### Data supplied
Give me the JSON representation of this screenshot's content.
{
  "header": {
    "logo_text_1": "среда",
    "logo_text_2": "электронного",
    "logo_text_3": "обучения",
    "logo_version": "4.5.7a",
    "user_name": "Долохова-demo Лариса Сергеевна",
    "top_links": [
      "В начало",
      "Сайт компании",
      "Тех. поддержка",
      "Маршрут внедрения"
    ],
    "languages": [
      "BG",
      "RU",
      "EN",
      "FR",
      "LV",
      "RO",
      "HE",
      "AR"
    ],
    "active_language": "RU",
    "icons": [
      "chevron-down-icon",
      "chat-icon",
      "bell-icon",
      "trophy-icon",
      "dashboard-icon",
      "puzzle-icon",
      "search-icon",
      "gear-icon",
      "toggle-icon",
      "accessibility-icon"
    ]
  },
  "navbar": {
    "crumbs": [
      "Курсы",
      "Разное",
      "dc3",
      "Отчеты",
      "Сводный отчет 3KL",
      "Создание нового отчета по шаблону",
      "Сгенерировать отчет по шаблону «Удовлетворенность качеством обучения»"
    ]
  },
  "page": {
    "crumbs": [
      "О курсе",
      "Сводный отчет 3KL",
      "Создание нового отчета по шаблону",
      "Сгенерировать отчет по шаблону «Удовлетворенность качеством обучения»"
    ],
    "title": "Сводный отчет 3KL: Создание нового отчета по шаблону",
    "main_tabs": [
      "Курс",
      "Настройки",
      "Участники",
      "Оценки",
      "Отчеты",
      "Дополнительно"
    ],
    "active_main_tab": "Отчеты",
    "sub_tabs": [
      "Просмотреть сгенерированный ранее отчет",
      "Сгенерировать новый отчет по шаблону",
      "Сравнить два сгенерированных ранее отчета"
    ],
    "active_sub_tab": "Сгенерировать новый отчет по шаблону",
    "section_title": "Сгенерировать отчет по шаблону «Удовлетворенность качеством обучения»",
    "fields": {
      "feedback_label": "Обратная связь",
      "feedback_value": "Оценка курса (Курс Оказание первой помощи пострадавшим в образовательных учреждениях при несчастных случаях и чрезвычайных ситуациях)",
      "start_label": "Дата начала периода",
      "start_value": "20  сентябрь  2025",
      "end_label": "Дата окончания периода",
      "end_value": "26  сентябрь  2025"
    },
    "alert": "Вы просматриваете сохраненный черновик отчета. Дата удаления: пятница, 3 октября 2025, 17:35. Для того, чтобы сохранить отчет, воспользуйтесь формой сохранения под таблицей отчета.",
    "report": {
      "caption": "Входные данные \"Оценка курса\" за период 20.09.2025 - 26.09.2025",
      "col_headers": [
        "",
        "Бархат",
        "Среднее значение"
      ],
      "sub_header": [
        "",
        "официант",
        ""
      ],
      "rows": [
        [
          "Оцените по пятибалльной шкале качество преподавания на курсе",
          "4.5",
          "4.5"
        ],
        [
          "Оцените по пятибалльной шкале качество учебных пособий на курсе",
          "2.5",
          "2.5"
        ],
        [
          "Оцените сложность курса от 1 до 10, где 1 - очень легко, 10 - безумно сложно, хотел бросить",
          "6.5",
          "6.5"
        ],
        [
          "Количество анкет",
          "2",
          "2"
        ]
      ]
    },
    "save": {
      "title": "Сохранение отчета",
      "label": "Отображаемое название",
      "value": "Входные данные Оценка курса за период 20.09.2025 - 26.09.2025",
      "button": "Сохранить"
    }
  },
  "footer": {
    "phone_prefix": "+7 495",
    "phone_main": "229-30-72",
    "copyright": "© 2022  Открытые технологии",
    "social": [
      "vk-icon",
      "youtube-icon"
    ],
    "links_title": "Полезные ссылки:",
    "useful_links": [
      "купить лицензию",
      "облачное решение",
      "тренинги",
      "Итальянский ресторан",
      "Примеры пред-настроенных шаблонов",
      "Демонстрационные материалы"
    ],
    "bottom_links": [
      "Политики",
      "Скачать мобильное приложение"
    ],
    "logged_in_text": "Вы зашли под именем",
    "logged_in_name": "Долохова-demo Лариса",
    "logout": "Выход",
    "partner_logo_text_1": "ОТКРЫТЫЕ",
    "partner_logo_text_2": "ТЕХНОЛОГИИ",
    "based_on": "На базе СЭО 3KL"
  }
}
######
▶ [Stated exercise]: Find the word "данные" and list each line it appears in.

▶ [Problem solution]:
      "caption": "Входные данные \"Оценка курса\" за период 20.09.2025 - 26.09.2025",
      "value": "Входные данные Оценка курса за период 20.09.2025 - 26.09.2025",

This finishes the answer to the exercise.